>>>>

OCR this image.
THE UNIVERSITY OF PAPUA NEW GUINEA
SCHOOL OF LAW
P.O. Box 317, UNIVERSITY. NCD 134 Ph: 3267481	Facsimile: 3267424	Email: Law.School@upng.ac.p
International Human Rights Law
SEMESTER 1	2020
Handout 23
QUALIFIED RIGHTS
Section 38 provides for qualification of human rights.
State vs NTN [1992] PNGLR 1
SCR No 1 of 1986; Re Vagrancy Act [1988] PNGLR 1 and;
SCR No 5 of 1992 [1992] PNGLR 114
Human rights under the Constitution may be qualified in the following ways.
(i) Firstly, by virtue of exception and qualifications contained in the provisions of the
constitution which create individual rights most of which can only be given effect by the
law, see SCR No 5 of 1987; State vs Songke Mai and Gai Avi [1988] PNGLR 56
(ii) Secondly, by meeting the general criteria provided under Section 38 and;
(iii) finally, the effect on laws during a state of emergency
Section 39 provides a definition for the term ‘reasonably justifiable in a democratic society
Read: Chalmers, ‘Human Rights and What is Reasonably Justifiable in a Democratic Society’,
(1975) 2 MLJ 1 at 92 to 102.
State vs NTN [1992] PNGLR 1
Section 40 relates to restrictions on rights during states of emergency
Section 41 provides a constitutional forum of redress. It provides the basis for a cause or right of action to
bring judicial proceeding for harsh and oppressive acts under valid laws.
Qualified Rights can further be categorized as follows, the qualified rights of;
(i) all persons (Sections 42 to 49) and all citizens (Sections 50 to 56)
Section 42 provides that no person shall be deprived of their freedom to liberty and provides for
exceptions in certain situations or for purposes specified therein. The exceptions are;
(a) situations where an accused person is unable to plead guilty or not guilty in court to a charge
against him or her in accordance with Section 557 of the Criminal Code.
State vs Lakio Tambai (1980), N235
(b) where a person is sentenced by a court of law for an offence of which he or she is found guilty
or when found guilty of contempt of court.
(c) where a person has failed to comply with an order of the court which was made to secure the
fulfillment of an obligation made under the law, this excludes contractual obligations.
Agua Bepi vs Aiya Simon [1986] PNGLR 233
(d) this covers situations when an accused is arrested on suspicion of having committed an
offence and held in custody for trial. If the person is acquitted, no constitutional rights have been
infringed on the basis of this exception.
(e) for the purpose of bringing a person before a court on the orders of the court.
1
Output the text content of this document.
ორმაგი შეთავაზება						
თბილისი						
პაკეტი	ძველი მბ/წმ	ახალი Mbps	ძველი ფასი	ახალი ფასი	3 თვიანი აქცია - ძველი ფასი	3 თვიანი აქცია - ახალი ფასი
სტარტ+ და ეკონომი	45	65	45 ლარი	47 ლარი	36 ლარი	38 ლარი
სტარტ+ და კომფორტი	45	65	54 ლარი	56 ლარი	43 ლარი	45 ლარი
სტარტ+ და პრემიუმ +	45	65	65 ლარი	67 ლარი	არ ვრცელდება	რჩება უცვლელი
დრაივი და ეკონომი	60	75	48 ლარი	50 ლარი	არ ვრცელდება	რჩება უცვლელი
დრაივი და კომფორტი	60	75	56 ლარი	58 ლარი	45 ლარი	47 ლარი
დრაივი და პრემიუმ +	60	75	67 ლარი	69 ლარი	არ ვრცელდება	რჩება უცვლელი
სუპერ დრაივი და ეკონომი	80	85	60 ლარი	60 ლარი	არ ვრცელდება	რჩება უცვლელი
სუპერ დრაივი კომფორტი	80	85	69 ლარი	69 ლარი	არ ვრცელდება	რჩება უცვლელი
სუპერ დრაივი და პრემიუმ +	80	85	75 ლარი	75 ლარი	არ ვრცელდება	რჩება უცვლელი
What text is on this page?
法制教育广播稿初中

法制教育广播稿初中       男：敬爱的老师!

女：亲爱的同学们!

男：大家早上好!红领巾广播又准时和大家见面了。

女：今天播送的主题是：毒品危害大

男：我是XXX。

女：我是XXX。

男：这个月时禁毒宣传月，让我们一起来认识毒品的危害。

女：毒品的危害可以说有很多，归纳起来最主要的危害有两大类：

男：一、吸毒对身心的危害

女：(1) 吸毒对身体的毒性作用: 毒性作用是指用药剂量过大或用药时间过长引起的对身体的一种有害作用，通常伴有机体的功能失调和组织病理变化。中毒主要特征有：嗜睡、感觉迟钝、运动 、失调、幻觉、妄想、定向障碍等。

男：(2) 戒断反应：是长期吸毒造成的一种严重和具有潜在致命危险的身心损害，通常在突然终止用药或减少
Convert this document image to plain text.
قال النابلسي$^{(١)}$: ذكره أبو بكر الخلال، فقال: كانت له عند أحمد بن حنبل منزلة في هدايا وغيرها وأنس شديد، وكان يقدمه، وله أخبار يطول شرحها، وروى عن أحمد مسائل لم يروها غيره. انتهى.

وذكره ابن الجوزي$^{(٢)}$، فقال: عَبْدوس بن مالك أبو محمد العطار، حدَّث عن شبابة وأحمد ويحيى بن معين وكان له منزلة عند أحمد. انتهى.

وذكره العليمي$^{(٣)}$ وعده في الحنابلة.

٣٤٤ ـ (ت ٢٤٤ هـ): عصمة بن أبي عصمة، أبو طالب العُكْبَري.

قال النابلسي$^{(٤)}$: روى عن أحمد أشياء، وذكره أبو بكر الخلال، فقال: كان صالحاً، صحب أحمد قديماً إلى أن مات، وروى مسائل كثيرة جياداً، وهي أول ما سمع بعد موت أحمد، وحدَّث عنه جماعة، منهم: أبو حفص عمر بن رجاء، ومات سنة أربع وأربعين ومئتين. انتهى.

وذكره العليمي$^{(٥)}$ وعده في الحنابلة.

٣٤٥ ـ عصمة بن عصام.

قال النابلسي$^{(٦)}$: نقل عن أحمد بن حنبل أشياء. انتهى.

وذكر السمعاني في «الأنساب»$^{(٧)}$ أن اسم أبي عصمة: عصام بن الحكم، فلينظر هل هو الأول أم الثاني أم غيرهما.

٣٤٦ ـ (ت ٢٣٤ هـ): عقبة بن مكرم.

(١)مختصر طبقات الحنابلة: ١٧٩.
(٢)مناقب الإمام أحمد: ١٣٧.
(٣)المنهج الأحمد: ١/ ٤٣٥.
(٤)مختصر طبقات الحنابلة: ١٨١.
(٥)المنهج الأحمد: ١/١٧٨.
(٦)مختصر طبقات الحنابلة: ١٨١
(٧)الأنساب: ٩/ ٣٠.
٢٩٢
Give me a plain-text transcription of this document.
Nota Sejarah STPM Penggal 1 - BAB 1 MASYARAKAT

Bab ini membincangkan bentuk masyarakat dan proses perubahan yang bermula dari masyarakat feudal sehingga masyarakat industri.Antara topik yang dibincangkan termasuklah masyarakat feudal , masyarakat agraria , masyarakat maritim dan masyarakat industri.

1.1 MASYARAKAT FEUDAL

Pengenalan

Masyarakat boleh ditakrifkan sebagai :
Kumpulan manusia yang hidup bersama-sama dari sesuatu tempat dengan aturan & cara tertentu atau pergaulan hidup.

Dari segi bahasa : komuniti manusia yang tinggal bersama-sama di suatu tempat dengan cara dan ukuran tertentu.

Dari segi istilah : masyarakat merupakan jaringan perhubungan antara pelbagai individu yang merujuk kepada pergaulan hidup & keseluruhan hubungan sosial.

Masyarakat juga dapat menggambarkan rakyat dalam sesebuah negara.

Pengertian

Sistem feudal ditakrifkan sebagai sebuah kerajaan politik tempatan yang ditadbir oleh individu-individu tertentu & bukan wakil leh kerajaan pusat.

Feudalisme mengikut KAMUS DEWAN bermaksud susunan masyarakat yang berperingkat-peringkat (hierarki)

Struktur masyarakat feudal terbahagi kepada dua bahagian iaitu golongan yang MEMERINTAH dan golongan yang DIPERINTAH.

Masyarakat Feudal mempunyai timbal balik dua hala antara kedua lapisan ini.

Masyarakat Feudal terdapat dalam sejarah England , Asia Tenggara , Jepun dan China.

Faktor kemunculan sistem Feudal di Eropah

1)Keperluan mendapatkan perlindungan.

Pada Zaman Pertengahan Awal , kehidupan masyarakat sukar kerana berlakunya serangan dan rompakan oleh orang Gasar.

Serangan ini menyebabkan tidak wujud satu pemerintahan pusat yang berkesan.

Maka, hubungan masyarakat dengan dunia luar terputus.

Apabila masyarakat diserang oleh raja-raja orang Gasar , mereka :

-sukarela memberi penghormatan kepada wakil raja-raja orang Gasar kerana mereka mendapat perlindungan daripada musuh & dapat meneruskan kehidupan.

<<<<

Given problem: Find each line holding the string "What" and copy it out.

Task solution:
Read: Chalmers, ‘Human Rights and What is Reasonably Justifiable in a Democratic Society’,
What text is on this page?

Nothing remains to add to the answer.